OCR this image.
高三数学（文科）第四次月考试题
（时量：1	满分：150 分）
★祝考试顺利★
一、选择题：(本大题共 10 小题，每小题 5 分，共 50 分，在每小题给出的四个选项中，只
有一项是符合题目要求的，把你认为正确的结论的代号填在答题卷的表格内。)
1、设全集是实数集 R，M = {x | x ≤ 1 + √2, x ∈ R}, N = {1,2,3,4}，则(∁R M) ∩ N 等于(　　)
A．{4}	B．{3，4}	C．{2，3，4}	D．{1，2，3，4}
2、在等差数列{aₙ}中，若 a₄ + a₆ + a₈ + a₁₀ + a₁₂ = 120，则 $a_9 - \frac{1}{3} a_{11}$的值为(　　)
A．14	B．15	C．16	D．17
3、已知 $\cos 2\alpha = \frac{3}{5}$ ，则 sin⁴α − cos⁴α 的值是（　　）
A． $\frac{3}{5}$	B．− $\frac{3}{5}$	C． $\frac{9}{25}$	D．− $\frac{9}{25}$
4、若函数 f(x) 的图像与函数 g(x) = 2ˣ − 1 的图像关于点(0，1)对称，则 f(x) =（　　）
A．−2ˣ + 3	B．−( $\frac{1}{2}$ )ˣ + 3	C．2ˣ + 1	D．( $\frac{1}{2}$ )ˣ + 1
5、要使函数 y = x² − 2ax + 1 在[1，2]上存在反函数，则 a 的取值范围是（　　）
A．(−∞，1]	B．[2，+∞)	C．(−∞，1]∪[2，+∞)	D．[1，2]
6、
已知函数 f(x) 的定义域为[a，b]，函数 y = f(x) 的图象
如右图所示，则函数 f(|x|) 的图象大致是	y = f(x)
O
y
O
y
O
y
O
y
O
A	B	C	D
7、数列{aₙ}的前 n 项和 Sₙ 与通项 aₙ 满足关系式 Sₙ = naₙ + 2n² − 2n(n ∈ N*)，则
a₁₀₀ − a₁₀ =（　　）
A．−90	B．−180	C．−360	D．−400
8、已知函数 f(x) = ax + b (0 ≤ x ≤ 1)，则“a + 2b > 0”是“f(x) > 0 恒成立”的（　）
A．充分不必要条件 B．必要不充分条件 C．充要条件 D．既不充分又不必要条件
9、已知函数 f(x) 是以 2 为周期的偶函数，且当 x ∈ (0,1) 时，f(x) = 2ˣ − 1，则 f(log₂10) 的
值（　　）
------------------------------------------------
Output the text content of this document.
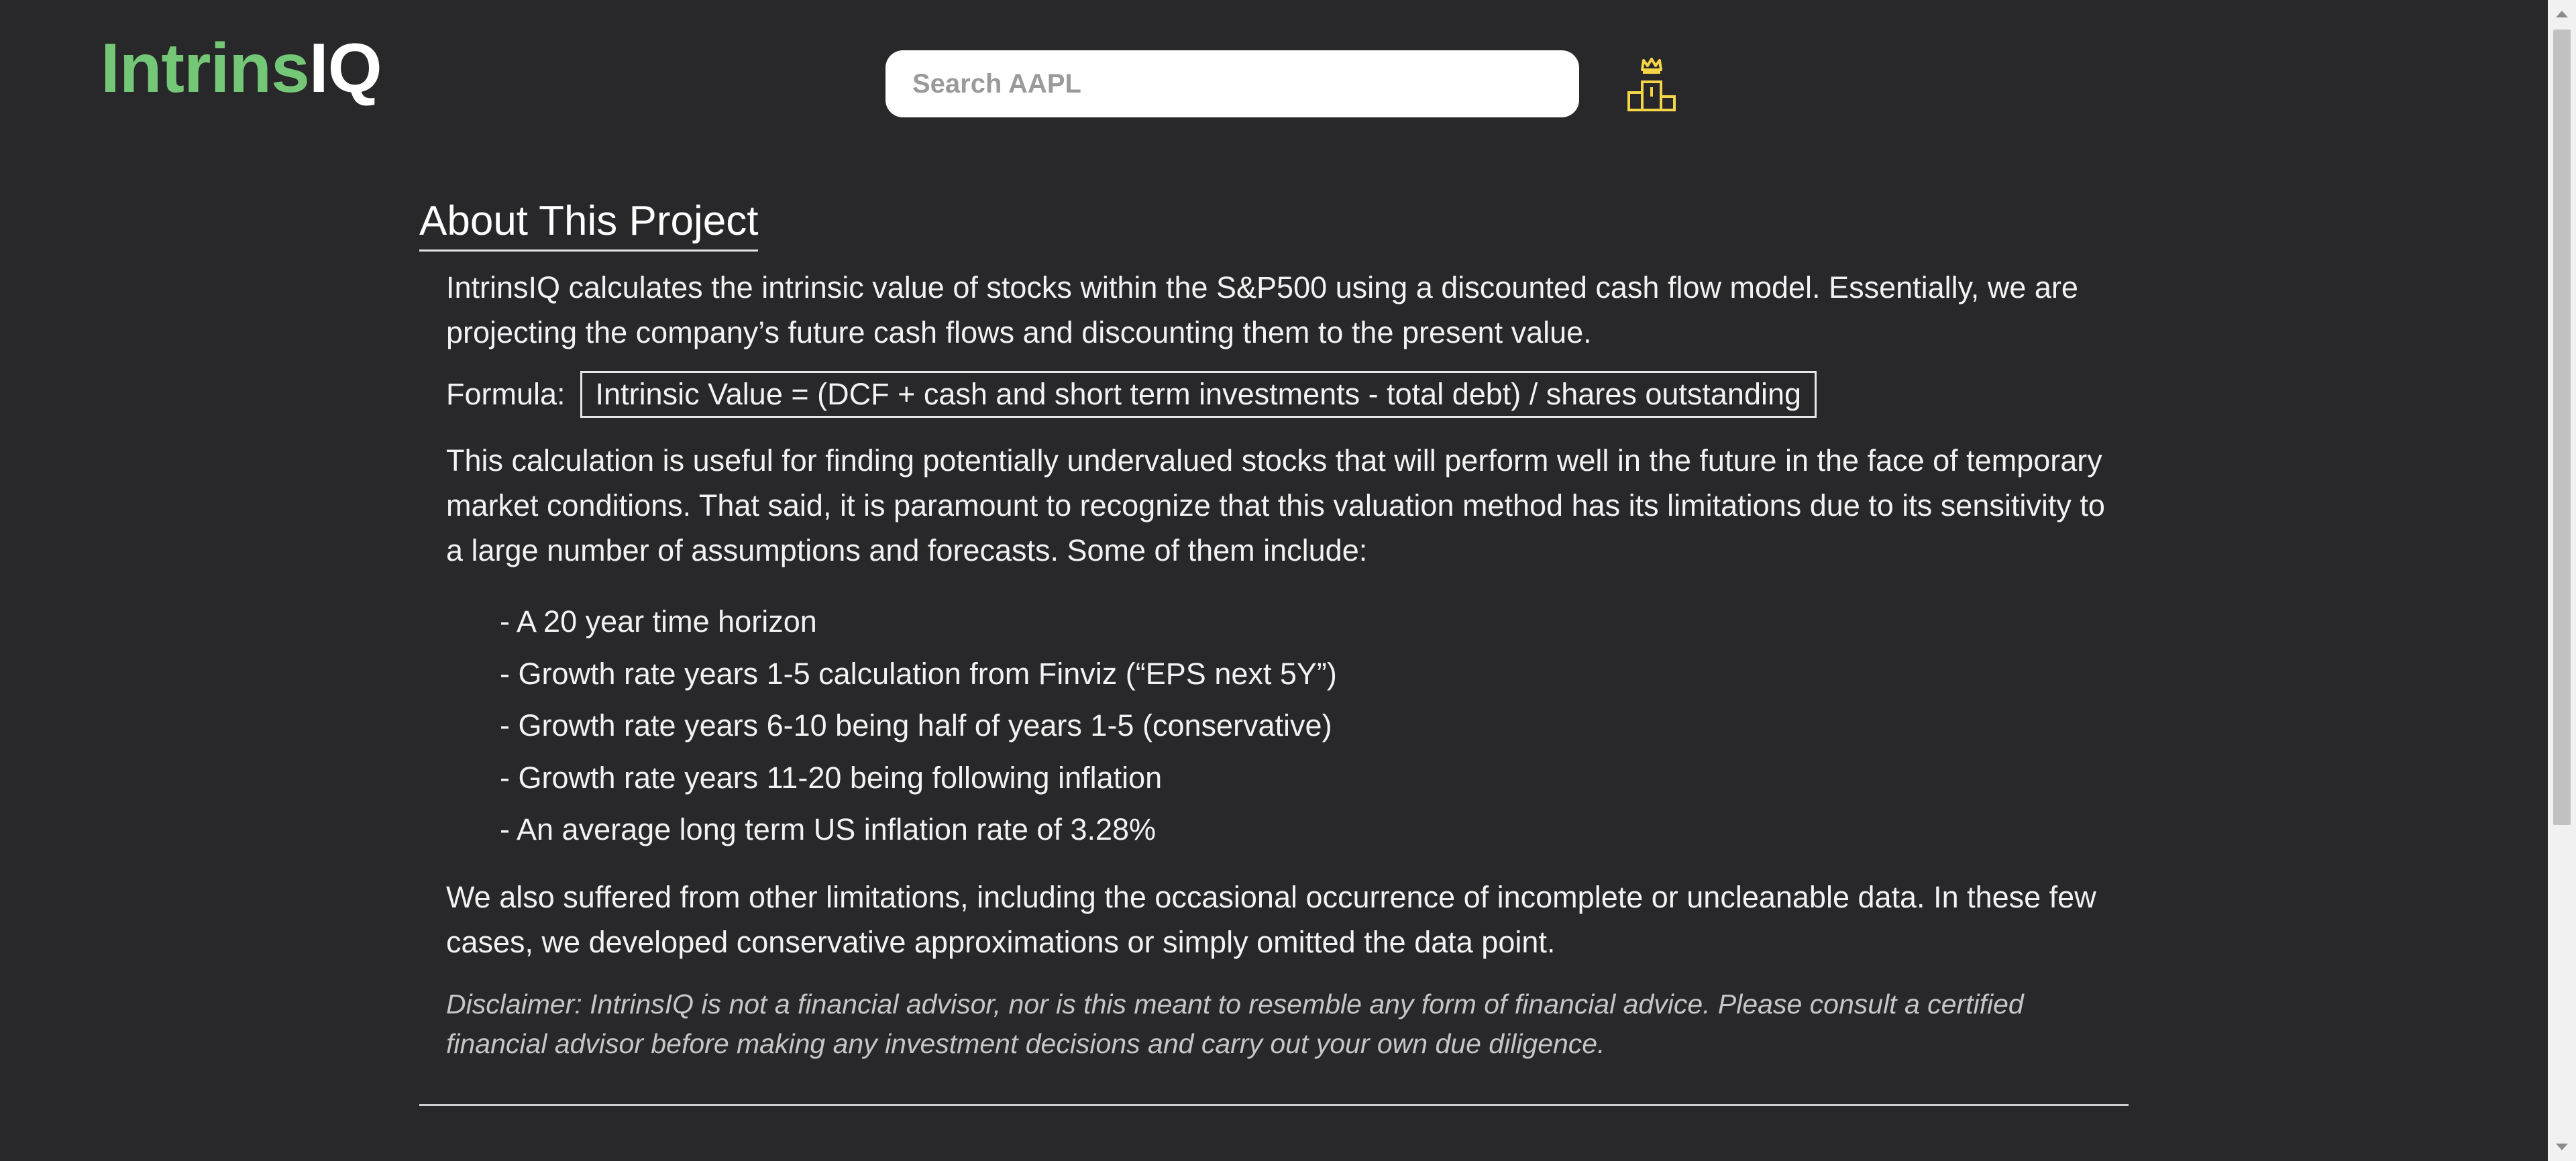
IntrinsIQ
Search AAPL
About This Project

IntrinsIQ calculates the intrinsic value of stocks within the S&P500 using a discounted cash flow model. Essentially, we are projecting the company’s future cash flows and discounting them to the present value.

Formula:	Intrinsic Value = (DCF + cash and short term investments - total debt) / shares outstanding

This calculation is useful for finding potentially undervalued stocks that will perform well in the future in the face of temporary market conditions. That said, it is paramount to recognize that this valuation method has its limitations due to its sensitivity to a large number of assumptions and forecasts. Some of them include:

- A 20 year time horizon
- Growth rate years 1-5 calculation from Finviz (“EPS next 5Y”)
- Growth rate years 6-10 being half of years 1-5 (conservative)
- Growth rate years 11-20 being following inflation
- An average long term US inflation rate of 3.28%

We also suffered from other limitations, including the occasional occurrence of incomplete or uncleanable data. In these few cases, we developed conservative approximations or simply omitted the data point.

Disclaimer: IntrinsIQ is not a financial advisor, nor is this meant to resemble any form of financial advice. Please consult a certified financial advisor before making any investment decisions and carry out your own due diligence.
------------------------------------------------
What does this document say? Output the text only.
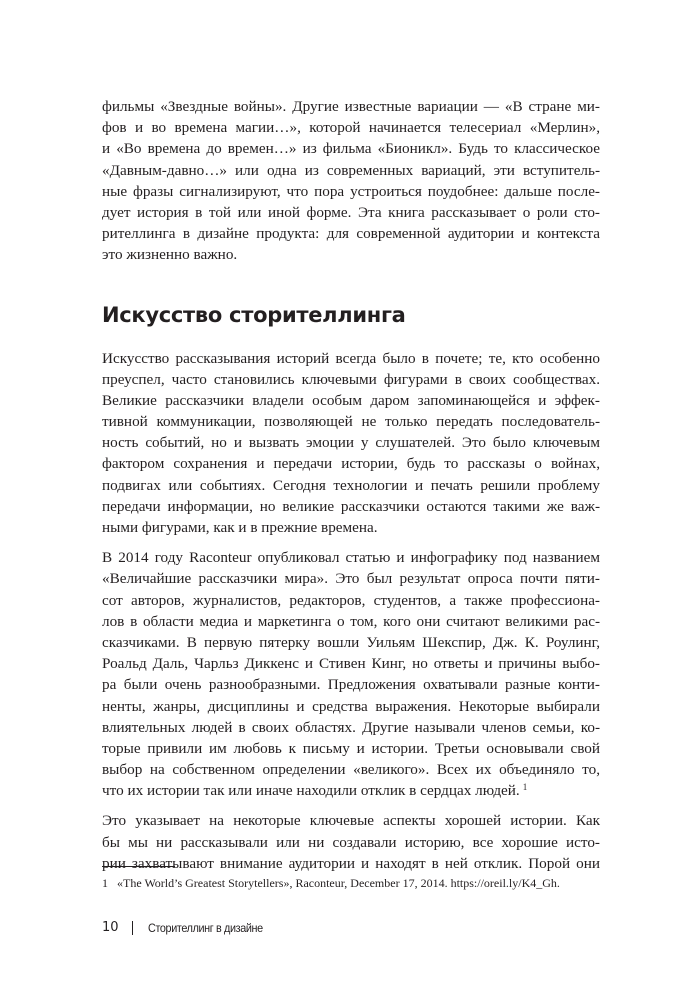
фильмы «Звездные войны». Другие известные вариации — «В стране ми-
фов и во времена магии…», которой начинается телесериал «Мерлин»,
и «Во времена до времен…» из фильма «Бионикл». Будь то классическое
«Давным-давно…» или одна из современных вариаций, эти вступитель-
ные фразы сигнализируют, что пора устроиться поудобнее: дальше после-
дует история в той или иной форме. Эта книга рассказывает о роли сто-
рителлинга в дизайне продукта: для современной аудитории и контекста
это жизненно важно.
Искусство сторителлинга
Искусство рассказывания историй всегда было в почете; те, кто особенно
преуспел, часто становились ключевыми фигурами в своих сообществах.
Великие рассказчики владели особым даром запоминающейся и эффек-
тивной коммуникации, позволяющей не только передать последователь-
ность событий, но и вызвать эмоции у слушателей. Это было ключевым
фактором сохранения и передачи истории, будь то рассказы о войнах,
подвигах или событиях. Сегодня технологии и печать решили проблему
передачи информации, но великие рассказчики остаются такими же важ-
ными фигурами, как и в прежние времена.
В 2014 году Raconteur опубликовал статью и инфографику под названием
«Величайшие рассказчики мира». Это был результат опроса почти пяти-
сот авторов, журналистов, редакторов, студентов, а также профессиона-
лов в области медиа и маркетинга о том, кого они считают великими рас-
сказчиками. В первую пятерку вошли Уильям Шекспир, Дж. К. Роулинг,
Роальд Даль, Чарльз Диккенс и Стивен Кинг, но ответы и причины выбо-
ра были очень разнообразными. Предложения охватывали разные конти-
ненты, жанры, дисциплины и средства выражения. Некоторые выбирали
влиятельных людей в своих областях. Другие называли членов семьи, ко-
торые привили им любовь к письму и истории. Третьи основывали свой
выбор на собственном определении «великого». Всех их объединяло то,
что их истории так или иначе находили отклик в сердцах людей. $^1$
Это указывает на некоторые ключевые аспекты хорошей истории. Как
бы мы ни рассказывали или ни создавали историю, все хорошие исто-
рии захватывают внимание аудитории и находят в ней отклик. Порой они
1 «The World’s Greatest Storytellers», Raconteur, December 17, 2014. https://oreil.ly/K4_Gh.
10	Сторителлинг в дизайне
------------------------------------------------
> **Job**
From the records above, pull out every line containing the word "stocks".

> **Solution to this task**
IntrinsIQ calculates the intrinsic value of stocks within the S&P500 using a discounted cash flow model. Essentially, we are projecting the company’s future cash flows and discounting them to the present value.
This calculation is useful for finding potentially undervalued stocks that will perform well in the future in the face of temporary market conditions. That said, it is paramount to recognize that this valuation method has its limitations due to its sensitivity to a large number of assumptions and forecasts. Some of them include:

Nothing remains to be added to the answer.